## What to do
All of the material below is to be repeated exactly.

## Material provided

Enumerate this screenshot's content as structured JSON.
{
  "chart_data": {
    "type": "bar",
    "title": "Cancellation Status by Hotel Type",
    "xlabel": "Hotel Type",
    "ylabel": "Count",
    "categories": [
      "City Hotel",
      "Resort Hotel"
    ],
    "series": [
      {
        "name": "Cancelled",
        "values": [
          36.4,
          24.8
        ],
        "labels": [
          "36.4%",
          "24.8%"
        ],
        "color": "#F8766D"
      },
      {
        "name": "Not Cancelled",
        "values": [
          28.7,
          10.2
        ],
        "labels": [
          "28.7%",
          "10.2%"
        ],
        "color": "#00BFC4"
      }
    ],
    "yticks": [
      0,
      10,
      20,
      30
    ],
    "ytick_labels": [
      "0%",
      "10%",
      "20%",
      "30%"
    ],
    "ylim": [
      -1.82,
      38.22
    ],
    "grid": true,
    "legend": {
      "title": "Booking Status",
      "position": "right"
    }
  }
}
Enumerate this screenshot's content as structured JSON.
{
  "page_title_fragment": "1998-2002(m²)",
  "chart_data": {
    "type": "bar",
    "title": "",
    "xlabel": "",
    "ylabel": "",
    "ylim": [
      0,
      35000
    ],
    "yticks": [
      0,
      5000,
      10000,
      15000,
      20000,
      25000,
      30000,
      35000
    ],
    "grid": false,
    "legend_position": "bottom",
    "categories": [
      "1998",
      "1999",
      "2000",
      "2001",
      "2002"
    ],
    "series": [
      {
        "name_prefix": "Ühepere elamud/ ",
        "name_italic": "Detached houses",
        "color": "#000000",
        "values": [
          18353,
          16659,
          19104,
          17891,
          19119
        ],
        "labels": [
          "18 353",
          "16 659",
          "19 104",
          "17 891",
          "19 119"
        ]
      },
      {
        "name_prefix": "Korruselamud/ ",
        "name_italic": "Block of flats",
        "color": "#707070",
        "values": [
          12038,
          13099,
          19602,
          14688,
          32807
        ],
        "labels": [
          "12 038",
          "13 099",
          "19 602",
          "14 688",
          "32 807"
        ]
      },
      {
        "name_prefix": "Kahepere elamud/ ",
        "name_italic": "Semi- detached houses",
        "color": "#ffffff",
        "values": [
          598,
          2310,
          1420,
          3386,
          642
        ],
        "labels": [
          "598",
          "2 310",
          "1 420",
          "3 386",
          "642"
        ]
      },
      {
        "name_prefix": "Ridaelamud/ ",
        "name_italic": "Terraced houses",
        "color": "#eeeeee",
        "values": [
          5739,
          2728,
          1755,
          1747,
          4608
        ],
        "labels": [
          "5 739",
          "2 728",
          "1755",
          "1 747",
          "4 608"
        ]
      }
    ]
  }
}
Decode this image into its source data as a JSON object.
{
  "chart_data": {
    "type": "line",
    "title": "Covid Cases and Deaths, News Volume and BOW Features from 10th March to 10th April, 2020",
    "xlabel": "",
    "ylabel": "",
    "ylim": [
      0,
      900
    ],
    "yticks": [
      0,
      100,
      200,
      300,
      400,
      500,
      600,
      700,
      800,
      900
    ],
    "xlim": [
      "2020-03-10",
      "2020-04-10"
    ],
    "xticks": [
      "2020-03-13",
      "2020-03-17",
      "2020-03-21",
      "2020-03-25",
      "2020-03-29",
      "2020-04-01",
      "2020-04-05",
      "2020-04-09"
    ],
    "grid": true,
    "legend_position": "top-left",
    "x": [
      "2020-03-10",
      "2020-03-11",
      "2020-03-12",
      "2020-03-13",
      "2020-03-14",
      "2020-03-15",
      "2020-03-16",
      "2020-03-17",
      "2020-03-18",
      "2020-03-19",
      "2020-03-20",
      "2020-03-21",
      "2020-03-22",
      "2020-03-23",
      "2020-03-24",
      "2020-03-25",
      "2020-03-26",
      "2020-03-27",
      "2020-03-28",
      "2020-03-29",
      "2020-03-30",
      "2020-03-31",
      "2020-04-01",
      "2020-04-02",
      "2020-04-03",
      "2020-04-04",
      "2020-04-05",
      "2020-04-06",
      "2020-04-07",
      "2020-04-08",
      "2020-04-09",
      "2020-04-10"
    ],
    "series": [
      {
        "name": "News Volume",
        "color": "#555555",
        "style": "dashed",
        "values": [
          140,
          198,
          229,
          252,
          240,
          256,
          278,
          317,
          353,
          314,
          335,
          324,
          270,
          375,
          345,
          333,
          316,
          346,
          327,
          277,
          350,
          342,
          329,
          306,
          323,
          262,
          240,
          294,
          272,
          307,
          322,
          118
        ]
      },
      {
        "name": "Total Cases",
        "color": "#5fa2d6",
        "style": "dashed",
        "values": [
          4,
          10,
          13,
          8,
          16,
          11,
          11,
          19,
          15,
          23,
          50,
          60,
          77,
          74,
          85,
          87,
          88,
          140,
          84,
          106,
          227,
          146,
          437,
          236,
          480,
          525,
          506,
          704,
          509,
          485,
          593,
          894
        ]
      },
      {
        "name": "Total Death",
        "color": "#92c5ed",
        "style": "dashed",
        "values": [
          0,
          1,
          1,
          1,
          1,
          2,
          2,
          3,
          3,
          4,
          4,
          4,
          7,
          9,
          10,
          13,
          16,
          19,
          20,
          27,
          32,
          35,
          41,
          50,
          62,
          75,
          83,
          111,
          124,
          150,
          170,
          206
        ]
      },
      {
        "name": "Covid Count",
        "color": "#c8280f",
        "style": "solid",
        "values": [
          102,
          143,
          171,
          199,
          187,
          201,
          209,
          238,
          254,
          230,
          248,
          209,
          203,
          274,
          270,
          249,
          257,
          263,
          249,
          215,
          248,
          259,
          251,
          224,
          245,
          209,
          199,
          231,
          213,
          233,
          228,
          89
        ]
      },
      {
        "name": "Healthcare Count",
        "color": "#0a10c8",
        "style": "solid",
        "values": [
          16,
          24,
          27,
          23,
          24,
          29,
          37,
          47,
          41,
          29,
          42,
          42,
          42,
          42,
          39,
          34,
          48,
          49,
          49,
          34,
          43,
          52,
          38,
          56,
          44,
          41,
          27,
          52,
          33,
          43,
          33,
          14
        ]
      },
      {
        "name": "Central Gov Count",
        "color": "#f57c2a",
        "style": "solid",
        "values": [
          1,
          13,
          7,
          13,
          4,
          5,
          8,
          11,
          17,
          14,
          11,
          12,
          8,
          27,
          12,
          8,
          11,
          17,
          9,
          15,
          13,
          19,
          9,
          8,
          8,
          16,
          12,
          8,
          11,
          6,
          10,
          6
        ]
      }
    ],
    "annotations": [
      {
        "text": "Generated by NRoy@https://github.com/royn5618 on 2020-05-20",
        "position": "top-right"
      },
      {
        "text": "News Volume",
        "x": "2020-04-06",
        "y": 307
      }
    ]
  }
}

## Worked solution
Enumerate this screenshot's content as structured JSON.
{
  "chart_data": {
    "type": "bar",
    "title": "Cancellation Status by Hotel Type",
    "xlabel": "Hotel Type",
    "ylabel": "Count",
    "categories": [
      "City Hotel",
      "Resort Hotel"
    ],
    "series": [
      {
        "name": "Cancelled",
        "values": [
          36.4,
          24.8
        ],
        "labels": [
          "36.4%",
          "24.8%"
        ],
        "color": "#F8766D"
      },
      {
        "name": "Not Cancelled",
        "values": [
          28.7,
          10.2
        ],
        "labels": [
          "28.7%",
          "10.2%"
        ],
        "color": "#00BFC4"
      }
    ],
    "yticks": [
      0,
      10,
      20,
      30
    ],
    "ytick_labels": [
      "0%",
      "10%",
      "20%",
      "30%"
    ],
    "ylim": [
      -1.82,
      38.22
    ],
    "grid": true,
    "legend": {
      "title": "Booking Status",
      "position": "right"
    }
  }
}
Enumerate this screenshot's content as structured JSON.
{
  "page_title_fragment": "1998-2002(m²)",
  "chart_data": {
    "type": "bar",
    "title": "",
    "xlabel": "",
    "ylabel": "",
    "ylim": [
      0,
      35000
    ],
    "yticks": [
      0,
      5000,
      10000,
      15000,
      20000,
      25000,
      30000,
      35000
    ],
    "grid": false,
    "legend_position": "bottom",
    "categories": [
      "1998",
      "1999",
      "2000",
      "2001",
      "2002"
    ],
    "series": [
      {
        "name_prefix": "Ühepere elamud/ ",
        "name_italic": "Detached houses",
        "color": "#000000",
        "values": [
          18353,
          16659,
          19104,
          17891,
          19119
        ],
        "labels": [
          "18 353",
          "16 659",
          "19 104",
          "17 891",
          "19 119"
        ]
      },
      {
        "name_prefix": "Korruselamud/ ",
        "name_italic": "Block of flats",
        "color": "#707070",
        "values": [
          12038,
          13099,
          19602,
          14688,
          32807
        ],
        "labels": [
          "12 038",
          "13 099",
          "19 602",
          "14 688",
          "32 807"
        ]
      },
      {
        "name_prefix": "Kahepere elamud/ ",
        "name_italic": "Semi- detached houses",
        "color": "#ffffff",
        "values": [
          598,
          2310,
          1420,
          3386,
          642
        ],
        "labels": [
          "598",
          "2 310",
          "1 420",
          "3 386",
          "642"
        ]
      },
      {
        "name_prefix": "Ridaelamud/ ",
        "name_italic": "Terraced houses",
        "color": "#eeeeee",
        "values": [
          5739,
          2728,
          1755,
          1747,
          4608
        ],
        "labels": [
          "5 739",
          "2 728",
          "1755",
          "1 747",
          "4 608"
        ]
      }
    ]
  }
}
Decode this image into its source data as a JSON object.
{
  "chart_data": {
    "type": "line",
    "title": "Covid Cases and Deaths, News Volume and BOW Features from 10th March to 10th April, 2020",
    "xlabel": "",
    "ylabel": "",
    "ylim": [
      0,
      900
    ],
    "yticks": [
      0,
      100,
      200,
      300,
      400,
      500,
      600,
      700,
      800,
      900
    ],
    "xlim": [
      "2020-03-10",
      "2020-04-10"
    ],
    "xticks": [
      "2020-03-13",
      "2020-03-17",
      "2020-03-21",
      "2020-03-25",
      "2020-03-29",
      "2020-04-01",
      "2020-04-05",
      "2020-04-09"
    ],
    "grid": true,
    "legend_position": "top-left",
    "x": [
      "2020-03-10",
      "2020-03-11",
      "2020-03-12",
      "2020-03-13",
      "2020-03-14",
      "2020-03-15",
      "2020-03-16",
      "2020-03-17",
      "2020-03-18",
      "2020-03-19",
      "2020-03-20",
      "2020-03-21",
      "2020-03-22",
      "2020-03-23",
      "2020-03-24",
      "2020-03-25",
      "2020-03-26",
      "2020-03-27",
      "2020-03-28",
      "2020-03-29",
      "2020-03-30",
      "2020-03-31",
      "2020-04-01",
      "2020-04-02",
      "2020-04-03",
      "2020-04-04",
      "2020-04-05",
      "2020-04-06",
      "2020-04-07",
      "2020-04-08",
      "2020-04-09",
      "2020-04-10"
    ],
    "series": [
      {
        "name": "News Volume",
        "color": "#555555",
        "style": "dashed",
        "values": [
          140,
          198,
          229,
          252,
          240,
          256,
          278,
          317,
          353,
          314,
          335,
          324,
          270,
          375,
          345,
          333,
          316,
          346,
          327,
          277,
          350,
          342,
          329,
          306,
          323,
          262,
          240,
          294,
          272,
          307,
          322,
          118
        ]
      },
      {
        "name": "Total Cases",
        "color": "#5fa2d6",
        "style": "dashed",
        "values": [
          4,
          10,
          13,
          8,
          16,
          11,
          11,
          19,
          15,
          23,
          50,
          60,
          77,
          74,
          85,
          87,
          88,
          140,
          84,
          106,
          227,
          146,
          437,
          236,
          480,
          525,
          506,
          704,
          509,
          485,
          593,
          894
        ]
      },
      {
        "name": "Total Death",
        "color": "#92c5ed",
        "style": "dashed",
        "values": [
          0,
          1,
          1,
          1,
          1,
          2,
          2,
          3,
          3,
          4,
          4,
          4,
          7,
          9,
          10,
          13,
          16,
          19,
          20,
          27,
          32,
          35,
          41,
          50,
          62,
          75,
          83,
          111,
          124,
          150,
          170,
          206
        ]
      },
      {
        "name": "Covid Count",
        "color": "#c8280f",
        "style": "solid",
        "values": [
          102,
          143,
          171,
          199,
          187,
          201,
          209,
          238,
          254,
          230,
          248,
          209,
          203,
          274,
          270,
          249,
          257,
          263,
          249,
          215,
          248,
          259,
          251,
          224,
          245,
          209,
          199,
          231,
          213,
          233,
          228,
          89
        ]
      },
      {
        "name": "Healthcare Count",
        "color": "#0a10c8",
        "style": "solid",
        "values": [
          16,
          24,
          27,
          23,
          24,
          29,
          37,
          47,
          41,
          29,
          42,
          42,
          42,
          42,
          39,
          34,
          48,
          49,
          49,
          34,
          43,
          52,
          38,
          56,
          44,
          41,
          27,
          52,
          33,
          43,
          33,
          14
        ]
      },
      {
        "name": "Central Gov Count",
        "color": "#f57c2a",
        "style": "solid",
        "values": [
          1,
          13,
          7,
          13,
          4,
          5,
          8,
          11,
          17,
          14,
          11,
          12,
          8,
          27,
          12,
          8,
          11,
          17,
          9,
          15,
          13,
          19,
          9,
          8,
          8,
          16,
          12,
          8,
          11,
          6,
          10,
          6
        ]
      }
    ],
    "annotations": [
      {
        "text": "Generated by NRoy@https://github.com/royn5618 on 2020-05-20",
        "position": "top-right"
      },
      {
        "text": "News Volume",
        "x": "2020-04-06",
        "y": 307
      }
    ]
  }
}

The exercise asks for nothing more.